EXTRACTED INFORMATION:

******

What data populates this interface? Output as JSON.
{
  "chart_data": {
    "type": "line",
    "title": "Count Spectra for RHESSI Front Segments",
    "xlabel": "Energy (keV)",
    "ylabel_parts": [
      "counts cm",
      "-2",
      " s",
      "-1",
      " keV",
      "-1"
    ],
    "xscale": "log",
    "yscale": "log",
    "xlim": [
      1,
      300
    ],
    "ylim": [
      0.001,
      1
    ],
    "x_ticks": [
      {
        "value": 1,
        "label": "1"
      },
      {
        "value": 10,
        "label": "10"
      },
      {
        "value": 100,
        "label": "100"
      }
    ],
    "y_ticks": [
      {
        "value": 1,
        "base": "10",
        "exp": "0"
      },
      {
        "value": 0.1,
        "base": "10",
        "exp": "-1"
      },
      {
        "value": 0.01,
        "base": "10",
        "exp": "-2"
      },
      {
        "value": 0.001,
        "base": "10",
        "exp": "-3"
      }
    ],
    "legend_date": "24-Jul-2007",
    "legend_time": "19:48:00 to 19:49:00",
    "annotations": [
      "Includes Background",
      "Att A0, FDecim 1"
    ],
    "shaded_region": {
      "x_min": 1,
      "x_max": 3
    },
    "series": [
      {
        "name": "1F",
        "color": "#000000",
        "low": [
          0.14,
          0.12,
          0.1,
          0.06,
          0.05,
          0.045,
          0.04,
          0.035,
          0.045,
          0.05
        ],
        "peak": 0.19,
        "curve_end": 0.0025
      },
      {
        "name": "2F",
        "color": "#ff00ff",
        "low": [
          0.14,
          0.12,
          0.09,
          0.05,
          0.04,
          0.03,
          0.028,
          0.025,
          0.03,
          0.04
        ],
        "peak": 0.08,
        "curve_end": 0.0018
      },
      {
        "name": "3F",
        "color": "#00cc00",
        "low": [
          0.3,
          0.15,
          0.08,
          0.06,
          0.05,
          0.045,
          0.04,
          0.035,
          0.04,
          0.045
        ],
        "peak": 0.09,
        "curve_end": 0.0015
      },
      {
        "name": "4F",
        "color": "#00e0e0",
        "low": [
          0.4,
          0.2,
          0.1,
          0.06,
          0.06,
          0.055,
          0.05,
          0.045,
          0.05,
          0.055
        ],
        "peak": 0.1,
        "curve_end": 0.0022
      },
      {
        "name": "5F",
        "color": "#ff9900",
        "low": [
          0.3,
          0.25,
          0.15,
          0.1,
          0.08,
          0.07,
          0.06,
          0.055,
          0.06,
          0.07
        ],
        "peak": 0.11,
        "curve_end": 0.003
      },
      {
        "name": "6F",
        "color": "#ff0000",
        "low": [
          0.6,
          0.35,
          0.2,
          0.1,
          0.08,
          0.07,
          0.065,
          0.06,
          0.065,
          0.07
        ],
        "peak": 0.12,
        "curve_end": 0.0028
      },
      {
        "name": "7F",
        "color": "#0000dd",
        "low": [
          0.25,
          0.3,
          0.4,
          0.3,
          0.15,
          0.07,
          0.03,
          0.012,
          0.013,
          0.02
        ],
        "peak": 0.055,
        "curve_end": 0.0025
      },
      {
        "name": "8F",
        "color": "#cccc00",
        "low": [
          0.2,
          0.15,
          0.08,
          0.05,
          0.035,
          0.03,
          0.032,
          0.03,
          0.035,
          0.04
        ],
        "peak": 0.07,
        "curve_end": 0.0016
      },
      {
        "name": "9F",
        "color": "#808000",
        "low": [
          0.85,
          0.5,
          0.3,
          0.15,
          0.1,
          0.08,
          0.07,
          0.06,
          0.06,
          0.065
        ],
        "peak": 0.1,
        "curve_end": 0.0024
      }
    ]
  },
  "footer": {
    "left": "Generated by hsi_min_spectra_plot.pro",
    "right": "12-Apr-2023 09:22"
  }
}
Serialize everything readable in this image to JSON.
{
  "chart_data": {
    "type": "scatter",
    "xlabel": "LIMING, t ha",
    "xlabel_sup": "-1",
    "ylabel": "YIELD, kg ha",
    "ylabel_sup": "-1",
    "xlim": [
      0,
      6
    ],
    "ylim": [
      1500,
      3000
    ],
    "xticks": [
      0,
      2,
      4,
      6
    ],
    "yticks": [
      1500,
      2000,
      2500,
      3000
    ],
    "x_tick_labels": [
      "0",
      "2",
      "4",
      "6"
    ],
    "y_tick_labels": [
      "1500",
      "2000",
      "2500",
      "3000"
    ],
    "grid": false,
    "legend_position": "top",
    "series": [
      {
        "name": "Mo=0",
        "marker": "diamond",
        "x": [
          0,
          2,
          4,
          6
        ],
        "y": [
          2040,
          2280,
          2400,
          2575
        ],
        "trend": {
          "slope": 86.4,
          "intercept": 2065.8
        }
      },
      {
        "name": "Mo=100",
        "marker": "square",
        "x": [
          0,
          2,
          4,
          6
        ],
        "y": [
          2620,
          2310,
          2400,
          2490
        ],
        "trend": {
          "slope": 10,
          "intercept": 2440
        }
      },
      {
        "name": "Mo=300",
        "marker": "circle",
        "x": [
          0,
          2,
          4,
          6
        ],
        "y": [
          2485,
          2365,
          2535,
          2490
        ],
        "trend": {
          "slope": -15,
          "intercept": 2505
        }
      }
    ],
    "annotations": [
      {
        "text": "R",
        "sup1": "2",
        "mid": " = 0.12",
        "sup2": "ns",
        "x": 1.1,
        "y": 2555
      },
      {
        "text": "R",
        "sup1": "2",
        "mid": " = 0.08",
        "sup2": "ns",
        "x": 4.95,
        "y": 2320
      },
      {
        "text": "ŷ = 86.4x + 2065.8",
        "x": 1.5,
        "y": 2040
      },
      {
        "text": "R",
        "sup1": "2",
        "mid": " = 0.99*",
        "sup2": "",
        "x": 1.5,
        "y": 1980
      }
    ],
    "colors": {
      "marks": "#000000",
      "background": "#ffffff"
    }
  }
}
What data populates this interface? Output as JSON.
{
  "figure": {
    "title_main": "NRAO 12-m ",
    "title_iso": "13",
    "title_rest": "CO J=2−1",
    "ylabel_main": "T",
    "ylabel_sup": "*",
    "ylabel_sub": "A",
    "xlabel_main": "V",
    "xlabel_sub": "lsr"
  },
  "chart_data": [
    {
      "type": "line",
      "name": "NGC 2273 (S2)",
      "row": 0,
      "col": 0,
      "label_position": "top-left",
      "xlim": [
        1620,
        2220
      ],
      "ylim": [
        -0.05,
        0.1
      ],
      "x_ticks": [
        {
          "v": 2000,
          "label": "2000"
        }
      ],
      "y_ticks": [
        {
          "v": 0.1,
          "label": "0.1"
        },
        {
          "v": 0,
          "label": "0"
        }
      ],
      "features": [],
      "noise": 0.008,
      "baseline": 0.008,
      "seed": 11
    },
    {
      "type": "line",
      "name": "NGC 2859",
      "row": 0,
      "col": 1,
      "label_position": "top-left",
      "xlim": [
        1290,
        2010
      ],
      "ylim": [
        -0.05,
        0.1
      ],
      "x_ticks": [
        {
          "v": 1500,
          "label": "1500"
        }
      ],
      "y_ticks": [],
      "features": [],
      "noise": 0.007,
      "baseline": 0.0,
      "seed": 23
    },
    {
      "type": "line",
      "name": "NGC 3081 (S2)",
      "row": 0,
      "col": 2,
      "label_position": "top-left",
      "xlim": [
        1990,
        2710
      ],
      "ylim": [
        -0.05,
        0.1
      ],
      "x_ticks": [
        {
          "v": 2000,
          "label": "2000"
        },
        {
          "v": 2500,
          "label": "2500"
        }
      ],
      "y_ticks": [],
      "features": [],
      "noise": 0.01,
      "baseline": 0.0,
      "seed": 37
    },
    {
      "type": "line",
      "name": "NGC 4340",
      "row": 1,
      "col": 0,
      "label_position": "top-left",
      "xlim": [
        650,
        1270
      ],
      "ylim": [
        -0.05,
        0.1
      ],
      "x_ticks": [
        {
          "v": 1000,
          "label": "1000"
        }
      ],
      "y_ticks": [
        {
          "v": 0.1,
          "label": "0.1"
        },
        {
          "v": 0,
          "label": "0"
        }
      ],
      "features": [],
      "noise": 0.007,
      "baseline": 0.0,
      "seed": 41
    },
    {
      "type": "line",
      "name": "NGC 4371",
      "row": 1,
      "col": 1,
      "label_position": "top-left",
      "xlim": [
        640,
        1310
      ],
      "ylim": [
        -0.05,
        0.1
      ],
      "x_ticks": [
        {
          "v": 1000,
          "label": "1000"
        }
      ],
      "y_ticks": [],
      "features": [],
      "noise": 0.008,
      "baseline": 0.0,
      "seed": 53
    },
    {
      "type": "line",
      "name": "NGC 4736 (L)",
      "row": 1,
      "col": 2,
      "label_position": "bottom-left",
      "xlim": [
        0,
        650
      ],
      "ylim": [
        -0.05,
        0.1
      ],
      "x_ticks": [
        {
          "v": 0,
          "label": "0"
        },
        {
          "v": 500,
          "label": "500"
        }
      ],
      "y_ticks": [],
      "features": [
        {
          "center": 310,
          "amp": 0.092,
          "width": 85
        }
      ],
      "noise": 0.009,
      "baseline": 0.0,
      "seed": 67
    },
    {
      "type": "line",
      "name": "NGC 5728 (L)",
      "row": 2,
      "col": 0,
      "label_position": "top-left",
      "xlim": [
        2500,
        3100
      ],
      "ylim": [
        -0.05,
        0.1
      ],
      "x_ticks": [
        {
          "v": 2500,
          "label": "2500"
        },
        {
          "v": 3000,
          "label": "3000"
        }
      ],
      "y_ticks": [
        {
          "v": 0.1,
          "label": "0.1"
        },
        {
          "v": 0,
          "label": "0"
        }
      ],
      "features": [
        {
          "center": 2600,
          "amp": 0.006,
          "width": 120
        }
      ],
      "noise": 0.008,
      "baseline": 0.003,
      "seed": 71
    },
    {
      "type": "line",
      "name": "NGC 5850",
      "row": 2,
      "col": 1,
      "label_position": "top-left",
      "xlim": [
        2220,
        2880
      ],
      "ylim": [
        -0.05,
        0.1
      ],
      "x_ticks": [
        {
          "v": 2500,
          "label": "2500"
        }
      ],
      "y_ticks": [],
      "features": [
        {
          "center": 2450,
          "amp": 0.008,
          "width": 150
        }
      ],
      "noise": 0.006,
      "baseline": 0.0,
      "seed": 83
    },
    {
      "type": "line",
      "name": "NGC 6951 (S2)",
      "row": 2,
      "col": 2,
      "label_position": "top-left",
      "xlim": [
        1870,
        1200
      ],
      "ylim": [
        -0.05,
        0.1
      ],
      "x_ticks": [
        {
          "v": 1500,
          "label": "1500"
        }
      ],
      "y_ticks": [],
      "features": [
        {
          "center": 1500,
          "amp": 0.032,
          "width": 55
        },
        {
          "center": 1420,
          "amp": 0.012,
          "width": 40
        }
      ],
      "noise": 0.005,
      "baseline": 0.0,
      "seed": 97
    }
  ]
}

******

Show all lines in the entries above where the string "center" appears.

ANSWER IN FULL:
          "center": 310,
          "center": 2600,
          "center": 2450,
          "center": 1500,
          "center": 1420,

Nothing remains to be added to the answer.